> What to produce
Would you restate all the data that follows, word for word?

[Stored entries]
_____

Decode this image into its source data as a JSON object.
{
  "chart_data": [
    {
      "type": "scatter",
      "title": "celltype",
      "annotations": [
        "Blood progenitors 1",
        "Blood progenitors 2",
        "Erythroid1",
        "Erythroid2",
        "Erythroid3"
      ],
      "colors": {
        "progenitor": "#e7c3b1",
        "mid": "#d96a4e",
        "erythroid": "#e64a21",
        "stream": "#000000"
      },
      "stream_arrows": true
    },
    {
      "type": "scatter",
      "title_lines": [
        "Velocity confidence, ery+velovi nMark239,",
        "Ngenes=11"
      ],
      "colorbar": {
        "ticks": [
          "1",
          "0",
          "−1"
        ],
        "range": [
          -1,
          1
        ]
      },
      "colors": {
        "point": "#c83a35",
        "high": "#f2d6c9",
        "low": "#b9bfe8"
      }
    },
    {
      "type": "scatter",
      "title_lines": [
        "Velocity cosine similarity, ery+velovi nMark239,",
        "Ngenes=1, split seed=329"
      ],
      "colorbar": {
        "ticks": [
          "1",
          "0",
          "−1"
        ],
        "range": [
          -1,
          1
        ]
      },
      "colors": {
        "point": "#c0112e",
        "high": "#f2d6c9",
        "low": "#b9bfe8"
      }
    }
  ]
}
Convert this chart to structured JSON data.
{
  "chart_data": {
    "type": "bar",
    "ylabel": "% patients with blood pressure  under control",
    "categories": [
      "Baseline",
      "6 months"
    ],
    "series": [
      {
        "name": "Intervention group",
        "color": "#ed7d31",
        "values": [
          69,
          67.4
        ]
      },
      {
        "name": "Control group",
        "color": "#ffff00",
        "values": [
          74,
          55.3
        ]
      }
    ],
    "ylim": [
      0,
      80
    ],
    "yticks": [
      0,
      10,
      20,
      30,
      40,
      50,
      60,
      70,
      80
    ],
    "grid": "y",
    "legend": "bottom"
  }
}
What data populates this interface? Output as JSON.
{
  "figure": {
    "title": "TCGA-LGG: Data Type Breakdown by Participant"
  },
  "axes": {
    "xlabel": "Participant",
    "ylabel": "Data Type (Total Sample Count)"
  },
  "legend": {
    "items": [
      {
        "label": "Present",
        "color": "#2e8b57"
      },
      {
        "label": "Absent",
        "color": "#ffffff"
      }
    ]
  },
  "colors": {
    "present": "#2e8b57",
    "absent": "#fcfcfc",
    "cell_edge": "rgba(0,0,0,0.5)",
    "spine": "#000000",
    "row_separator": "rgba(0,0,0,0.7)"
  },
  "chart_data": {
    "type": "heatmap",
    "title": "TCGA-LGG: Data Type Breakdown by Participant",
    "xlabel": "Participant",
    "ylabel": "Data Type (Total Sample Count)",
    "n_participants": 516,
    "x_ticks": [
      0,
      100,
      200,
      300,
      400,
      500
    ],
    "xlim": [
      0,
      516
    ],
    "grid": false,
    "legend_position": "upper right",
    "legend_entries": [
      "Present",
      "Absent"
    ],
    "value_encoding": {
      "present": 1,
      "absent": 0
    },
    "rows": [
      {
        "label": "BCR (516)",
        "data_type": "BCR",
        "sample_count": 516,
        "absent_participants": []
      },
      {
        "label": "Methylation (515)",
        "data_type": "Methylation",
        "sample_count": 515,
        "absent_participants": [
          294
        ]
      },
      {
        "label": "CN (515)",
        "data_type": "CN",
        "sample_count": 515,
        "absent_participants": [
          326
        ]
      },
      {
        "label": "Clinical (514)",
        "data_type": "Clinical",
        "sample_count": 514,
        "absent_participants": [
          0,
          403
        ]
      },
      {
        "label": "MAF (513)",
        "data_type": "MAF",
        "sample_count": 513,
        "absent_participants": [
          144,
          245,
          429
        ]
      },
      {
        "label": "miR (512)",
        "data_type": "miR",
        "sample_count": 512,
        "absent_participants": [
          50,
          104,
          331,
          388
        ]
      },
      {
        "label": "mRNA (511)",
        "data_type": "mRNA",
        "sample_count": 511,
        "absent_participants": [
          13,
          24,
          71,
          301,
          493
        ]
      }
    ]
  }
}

_____

> Completed exercise
Decode this image into its source data as a JSON object.
{
  "chart_data": [
    {
      "type": "scatter",
      "title": "celltype",
      "annotations": [
        "Blood progenitors 1",
        "Blood progenitors 2",
        "Erythroid1",
        "Erythroid2",
        "Erythroid3"
      ],
      "colors": {
        "progenitor": "#e7c3b1",
        "mid": "#d96a4e",
        "erythroid": "#e64a21",
        "stream": "#000000"
      },
      "stream_arrows": true
    },
    {
      "type": "scatter",
      "title_lines": [
        "Velocity confidence, ery+velovi nMark239,",
        "Ngenes=11"
      ],
      "colorbar": {
        "ticks": [
          "1",
          "0",
          "−1"
        ],
        "range": [
          -1,
          1
        ]
      },
      "colors": {
        "point": "#c83a35",
        "high": "#f2d6c9",
        "low": "#b9bfe8"
      }
    },
    {
      "type": "scatter",
      "title_lines": [
        "Velocity cosine similarity, ery+velovi nMark239,",
        "Ngenes=1, split seed=329"
      ],
      "colorbar": {
        "ticks": [
          "1",
          "0",
          "−1"
        ],
        "range": [
          -1,
          1
        ]
      },
      "colors": {
        "point": "#c0112e",
        "high": "#f2d6c9",
        "low": "#b9bfe8"
      }
    }
  ]
}
Convert this chart to structured JSON data.
{
  "chart_data": {
    "type": "bar",
    "ylabel": "% patients with blood pressure  under control",
    "categories": [
      "Baseline",
      "6 months"
    ],
    "series": [
      {
        "name": "Intervention group",
        "color": "#ed7d31",
        "values": [
          69,
          67.4
        ]
      },
      {
        "name": "Control group",
        "color": "#ffff00",
        "values": [
          74,
          55.3
        ]
      }
    ],
    "ylim": [
      0,
      80
    ],
    "yticks": [
      0,
      10,
      20,
      30,
      40,
      50,
      60,
      70,
      80
    ],
    "grid": "y",
    "legend": "bottom"
  }
}
What data populates this interface? Output as JSON.
{
  "figure": {
    "title": "TCGA-LGG: Data Type Breakdown by Participant"
  },
  "axes": {
    "xlabel": "Participant",
    "ylabel": "Data Type (Total Sample Count)"
  },
  "legend": {
    "items": [
      {
        "label": "Present",
        "color": "#2e8b57"
      },
      {
        "label": "Absent",
        "color": "#ffffff"
      }
    ]
  },
  "colors": {
    "present": "#2e8b57",
    "absent": "#fcfcfc",
    "cell_edge": "rgba(0,0,0,0.5)",
    "spine": "#000000",
    "row_separator": "rgba(0,0,0,0.7)"
  },
  "chart_data": {
    "type": "heatmap",
    "title": "TCGA-LGG: Data Type Breakdown by Participant",
    "xlabel": "Participant",
    "ylabel": "Data Type (Total Sample Count)",
    "n_participants": 516,
    "x_ticks": [
      0,
      100,
      200,
      300,
      400,
      500
    ],
    "xlim": [
      0,
      516
    ],
    "grid": false,
    "legend_position": "upper right",
    "legend_entries": [
      "Present",
      "Absent"
    ],
    "value_encoding": {
      "present": 1,
      "absent": 0
    },
    "rows": [
      {
        "label": "BCR (516)",
        "data_type": "BCR",
        "sample_count": 516,
        "absent_participants": []
      },
      {
        "label": "Methylation (515)",
        "data_type": "Methylation",
        "sample_count": 515,
        "absent_participants": [
          294
        ]
      },
      {
        "label": "CN (515)",
        "data_type": "CN",
        "sample_count": 515,
        "absent_participants": [
          326
        ]
      },
      {
        "label": "Clinical (514)",
        "data_type": "Clinical",
        "sample_count": 514,
        "absent_participants": [
          0,
          403
        ]
      },
      {
        "label": "MAF (513)",
        "data_type": "MAF",
        "sample_count": 513,
        "absent_participants": [
          144,
          245,
          429
        ]
      },
      {
        "label": "miR (512)",
        "data_type": "miR",
        "sample_count": 512,
        "absent_participants": [
          50,
          104,
          331,
          388
        ]
      },
      {
        "label": "mRNA (511)",
        "data_type": "mRNA",
        "sample_count": 511,
        "absent_participants": [
          13,
          24,
          71,
          301,
          493
        ]
      }
    ]
  }
}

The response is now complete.